> WHAT NEEDS TO BE DONE
Wherever the word "than" appears in a line, copy that line.
■ ■ ■ ■
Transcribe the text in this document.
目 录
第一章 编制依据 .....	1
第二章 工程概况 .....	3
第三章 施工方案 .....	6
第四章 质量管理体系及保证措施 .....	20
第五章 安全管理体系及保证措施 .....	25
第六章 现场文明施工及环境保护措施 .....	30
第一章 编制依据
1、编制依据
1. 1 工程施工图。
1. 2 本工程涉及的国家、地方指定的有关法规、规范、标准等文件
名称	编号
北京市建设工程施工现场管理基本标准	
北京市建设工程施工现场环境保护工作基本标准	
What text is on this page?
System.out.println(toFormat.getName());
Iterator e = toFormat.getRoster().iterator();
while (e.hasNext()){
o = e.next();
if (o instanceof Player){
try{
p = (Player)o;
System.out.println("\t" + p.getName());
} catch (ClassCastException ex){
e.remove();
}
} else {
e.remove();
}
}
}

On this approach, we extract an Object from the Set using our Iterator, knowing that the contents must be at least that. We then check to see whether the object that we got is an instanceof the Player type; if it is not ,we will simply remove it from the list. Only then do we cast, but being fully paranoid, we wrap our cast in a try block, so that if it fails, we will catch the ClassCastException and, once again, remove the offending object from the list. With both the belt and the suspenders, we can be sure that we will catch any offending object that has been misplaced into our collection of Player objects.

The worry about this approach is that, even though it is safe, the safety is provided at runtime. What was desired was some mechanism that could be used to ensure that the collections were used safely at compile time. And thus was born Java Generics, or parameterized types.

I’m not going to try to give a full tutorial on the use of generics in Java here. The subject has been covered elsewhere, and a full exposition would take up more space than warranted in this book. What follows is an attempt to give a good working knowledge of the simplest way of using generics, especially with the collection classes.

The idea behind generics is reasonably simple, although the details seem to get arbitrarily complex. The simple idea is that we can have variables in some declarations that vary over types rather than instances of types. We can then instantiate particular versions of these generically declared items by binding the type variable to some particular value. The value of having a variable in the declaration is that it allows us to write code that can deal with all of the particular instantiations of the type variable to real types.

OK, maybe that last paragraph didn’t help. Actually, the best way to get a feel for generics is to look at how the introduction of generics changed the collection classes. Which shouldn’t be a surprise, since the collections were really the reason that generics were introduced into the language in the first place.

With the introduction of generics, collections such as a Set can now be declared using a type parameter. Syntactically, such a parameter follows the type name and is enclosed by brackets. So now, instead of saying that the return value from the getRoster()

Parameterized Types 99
■ ■ ■ ■
> TASK RESULT
I’m not going to try to give a full tutorial on the use of generics in Java here. The subject has been covered elsewhere, and a full exposition would take up more space than warranted in this book. What follows is an attempt to give a good working knowledge of the simplest way of using generics, especially with the collection classes.
The idea behind generics is reasonably simple, although the details seem to get arbitrarily complex. The simple idea is that we can have variables in some declarations that vary over types rather than instances of types. We can then instantiate particular versions of these generically declared items by binding the type variable to some particular value. The value of having a variable in the declaration is that it allows us to write code that can deal with all of the particular instantiations of the type variable to real types.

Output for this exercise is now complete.